Exercise brief —
What follows is a set of records, each of which is to be written out exactly.

▬▬▬▬▬▬▬▬▬▬

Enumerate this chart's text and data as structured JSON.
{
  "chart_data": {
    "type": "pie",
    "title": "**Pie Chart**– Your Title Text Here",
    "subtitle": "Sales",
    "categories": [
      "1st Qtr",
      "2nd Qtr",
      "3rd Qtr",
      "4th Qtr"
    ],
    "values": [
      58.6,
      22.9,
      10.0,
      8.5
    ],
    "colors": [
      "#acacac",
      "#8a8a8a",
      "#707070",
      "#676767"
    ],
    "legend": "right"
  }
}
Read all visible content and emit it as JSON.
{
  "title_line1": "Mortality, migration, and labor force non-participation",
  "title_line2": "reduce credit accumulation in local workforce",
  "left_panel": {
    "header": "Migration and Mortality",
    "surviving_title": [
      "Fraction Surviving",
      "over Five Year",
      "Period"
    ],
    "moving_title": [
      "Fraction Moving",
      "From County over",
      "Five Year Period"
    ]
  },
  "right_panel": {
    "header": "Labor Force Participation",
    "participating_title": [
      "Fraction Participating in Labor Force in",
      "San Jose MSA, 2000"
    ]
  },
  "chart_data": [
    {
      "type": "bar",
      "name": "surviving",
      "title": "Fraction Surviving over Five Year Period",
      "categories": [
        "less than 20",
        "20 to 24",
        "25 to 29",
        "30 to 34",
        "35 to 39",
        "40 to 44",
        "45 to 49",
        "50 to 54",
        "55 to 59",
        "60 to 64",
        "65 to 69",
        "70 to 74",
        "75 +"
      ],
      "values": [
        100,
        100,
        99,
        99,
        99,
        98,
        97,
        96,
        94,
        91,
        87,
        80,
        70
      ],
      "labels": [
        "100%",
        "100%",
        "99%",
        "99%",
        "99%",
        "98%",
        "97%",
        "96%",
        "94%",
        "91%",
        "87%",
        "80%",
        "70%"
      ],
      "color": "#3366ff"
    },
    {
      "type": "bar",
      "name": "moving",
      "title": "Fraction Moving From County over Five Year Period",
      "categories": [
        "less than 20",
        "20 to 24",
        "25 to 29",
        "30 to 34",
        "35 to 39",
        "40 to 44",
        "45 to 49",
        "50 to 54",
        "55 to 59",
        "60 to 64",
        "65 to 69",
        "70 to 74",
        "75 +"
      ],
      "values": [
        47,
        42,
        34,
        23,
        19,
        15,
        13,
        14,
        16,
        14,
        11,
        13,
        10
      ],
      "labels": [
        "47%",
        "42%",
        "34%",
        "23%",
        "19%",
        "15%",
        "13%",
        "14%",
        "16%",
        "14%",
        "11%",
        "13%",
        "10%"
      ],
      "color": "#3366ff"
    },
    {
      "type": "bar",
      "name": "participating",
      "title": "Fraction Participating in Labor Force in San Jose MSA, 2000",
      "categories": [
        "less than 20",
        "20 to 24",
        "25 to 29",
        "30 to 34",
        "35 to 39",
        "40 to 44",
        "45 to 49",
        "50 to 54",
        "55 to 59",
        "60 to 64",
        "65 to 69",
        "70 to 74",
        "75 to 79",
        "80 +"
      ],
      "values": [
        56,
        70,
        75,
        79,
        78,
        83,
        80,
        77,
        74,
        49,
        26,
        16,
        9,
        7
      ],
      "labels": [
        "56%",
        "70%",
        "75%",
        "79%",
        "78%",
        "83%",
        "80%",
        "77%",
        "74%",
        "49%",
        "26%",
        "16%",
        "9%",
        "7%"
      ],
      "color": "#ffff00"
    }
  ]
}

▬▬▬▬▬▬▬▬▬▬

Full output —
Enumerate this chart's text and data as structured JSON.
{
  "chart_data": {
    "type": "pie",
    "title": "**Pie Chart**– Your Title Text Here",
    "subtitle": "Sales",
    "categories": [
      "1st Qtr",
      "2nd Qtr",
      "3rd Qtr",
      "4th Qtr"
    ],
    "values": [
      58.6,
      22.9,
      10.0,
      8.5
    ],
    "colors": [
      "#acacac",
      "#8a8a8a",
      "#707070",
      "#676767"
    ],
    "legend": "right"
  }
}
Read all visible content and emit it as JSON.
{
  "title_line1": "Mortality, migration, and labor force non-participation",
  "title_line2": "reduce credit accumulation in local workforce",
  "left_panel": {
    "header": "Migration and Mortality",
    "surviving_title": [
      "Fraction Surviving",
      "over Five Year",
      "Period"
    ],
    "moving_title": [
      "Fraction Moving",
      "From County over",
      "Five Year Period"
    ]
  },
  "right_panel": {
    "header": "Labor Force Participation",
    "participating_title": [
      "Fraction Participating in Labor Force in",
      "San Jose MSA, 2000"
    ]
  },
  "chart_data": [
    {
      "type": "bar",
      "name": "surviving",
      "title": "Fraction Surviving over Five Year Period",
      "categories": [
        "less than 20",
        "20 to 24",
        "25 to 29",
        "30 to 34",
        "35 to 39",
        "40 to 44",
        "45 to 49",
        "50 to 54",
        "55 to 59",
        "60 to 64",
        "65 to 69",
        "70 to 74",
        "75 +"
      ],
      "values": [
        100,
        100,
        99,
        99,
        99,
        98,
        97,
        96,
        94,
        91,
        87,
        80,
        70
      ],
      "labels": [
        "100%",
        "100%",
        "99%",
        "99%",
        "99%",
        "98%",
        "97%",
        "96%",
        "94%",
        "91%",
        "87%",
        "80%",
        "70%"
      ],
      "color": "#3366ff"
    },
    {
      "type": "bar",
      "name": "moving",
      "title": "Fraction Moving From County over Five Year Period",
      "categories": [
        "less than 20",
        "20 to 24",
        "25 to 29",
        "30 to 34",
        "35 to 39",
        "40 to 44",
        "45 to 49",
        "50 to 54",
        "55 to 59",
        "60 to 64",
        "65 to 69",
        "70 to 74",
        "75 +"
      ],
      "values": [
        47,
        42,
        34,
        23,
        19,
        15,
        13,
        14,
        16,
        14,
        11,
        13,
        10
      ],
      "labels": [
        "47%",
        "42%",
        "34%",
        "23%",
        "19%",
        "15%",
        "13%",
        "14%",
        "16%",
        "14%",
        "11%",
        "13%",
        "10%"
      ],
      "color": "#3366ff"
    },
    {
      "type": "bar",
      "name": "participating",
      "title": "Fraction Participating in Labor Force in San Jose MSA, 2000",
      "categories": [
        "less than 20",
        "20 to 24",
        "25 to 29",
        "30 to 34",
        "35 to 39",
        "40 to 44",
        "45 to 49",
        "50 to 54",
        "55 to 59",
        "60 to 64",
        "65 to 69",
        "70 to 74",
        "75 to 79",
        "80 +"
      ],
      "values": [
        56,
        70,
        75,
        79,
        78,
        83,
        80,
        77,
        74,
        49,
        26,
        16,
        9,
        7
      ],
      "labels": [
        "56%",
        "70%",
        "75%",
        "79%",
        "78%",
        "83%",
        "80%",
        "77%",
        "74%",
        "49%",
        "26%",
        "16%",
        "9%",
        "7%"
      ],
      "color": "#ffff00"
    }
  ]
}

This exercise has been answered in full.